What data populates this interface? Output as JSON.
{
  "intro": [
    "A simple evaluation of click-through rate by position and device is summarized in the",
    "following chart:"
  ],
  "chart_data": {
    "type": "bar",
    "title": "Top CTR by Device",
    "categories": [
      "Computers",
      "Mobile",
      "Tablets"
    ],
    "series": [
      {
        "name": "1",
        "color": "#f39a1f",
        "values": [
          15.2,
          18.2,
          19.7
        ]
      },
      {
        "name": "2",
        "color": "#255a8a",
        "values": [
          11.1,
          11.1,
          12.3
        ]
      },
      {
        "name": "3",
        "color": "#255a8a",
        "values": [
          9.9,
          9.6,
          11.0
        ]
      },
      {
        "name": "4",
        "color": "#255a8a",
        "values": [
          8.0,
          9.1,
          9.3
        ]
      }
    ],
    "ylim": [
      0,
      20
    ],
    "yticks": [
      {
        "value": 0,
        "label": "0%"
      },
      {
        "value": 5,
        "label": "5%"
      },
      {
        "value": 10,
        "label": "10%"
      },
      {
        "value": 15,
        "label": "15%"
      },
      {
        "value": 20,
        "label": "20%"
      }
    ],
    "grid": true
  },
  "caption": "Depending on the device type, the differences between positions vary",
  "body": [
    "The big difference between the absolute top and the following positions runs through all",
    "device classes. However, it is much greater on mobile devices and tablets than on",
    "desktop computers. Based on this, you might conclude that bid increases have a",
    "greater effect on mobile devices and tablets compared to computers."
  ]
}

TASK: Pull out all lines in the data above that include "this".

PROBLEM SOLUTION:
What data populates this interface? Output as JSON.
    "desktop computers. Based on this, you might conclude that bid increases have a",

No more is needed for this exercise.